■ **Stated task**: Give a verbatim copy of the lines below, minus the pictures.

-- Records provided start --

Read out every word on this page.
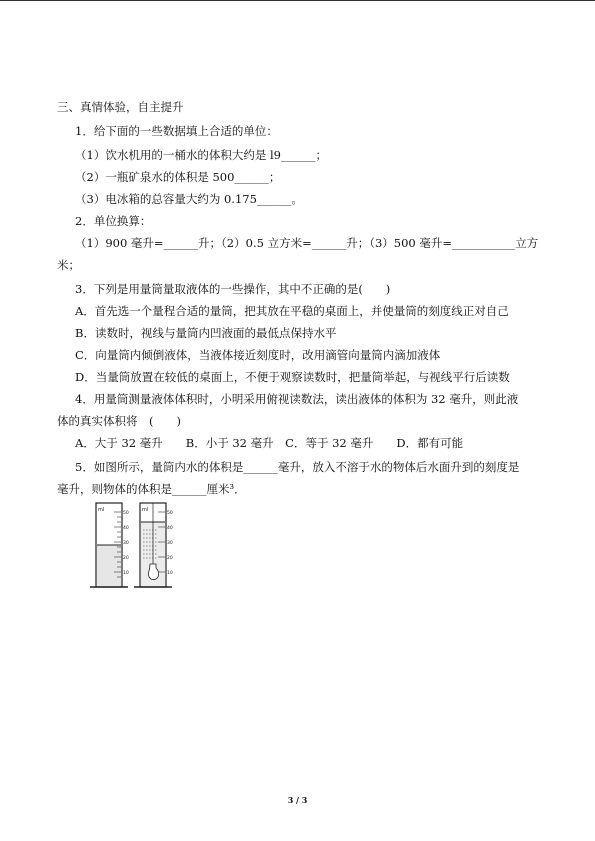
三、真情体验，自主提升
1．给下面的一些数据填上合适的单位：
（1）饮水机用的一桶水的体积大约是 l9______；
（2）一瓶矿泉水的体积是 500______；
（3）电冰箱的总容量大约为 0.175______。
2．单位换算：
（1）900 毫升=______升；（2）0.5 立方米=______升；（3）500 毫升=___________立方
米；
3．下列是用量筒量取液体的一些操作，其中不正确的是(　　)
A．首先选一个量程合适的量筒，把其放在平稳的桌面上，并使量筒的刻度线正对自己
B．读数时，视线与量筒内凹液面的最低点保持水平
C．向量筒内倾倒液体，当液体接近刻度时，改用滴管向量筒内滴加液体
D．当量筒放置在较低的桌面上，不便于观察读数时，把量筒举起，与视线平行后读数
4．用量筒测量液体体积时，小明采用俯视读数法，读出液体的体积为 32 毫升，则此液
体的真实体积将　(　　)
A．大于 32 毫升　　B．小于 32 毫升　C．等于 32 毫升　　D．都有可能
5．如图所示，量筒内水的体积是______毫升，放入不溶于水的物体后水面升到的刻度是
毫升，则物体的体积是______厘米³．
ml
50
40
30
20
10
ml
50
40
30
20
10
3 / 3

-- Records provided end --

■ **Finished answer**:
Read out every word on this page.
三、真情体验，自主提升
1．给下面的一些数据填上合适的单位：
（1）饮水机用的一桶水的体积大约是 l9______；
（2）一瓶矿泉水的体积是 500______；
（3）电冰箱的总容量大约为 0.175______。
2．单位换算：
（1）900 毫升=______升；（2）0.5 立方米=______升；（3）500 毫升=___________立方
米；
3．下列是用量筒量取液体的一些操作，其中不正确的是(　　)
A．首先选一个量程合适的量筒，把其放在平稳的桌面上，并使量筒的刻度线正对自己
B．读数时，视线与量筒内凹液面的最低点保持水平
C．向量筒内倾倒液体，当液体接近刻度时，改用滴管向量筒内滴加液体
D．当量筒放置在较低的桌面上，不便于观察读数时，把量筒举起，与视线平行后读数
4．用量筒测量液体体积时，小明采用俯视读数法，读出液体的体积为 32 毫升，则此液
体的真实体积将　(　　)
A．大于 32 毫升　　B．小于 32 毫升　C．等于 32 毫升　　D．都有可能
5．如图所示，量筒内水的体积是______毫升，放入不溶于水的物体后水面升到的刻度是
毫升，则物体的体积是______厘米³．
ml
50
40
30
20
10
ml
50
40
30
20
10
3 / 3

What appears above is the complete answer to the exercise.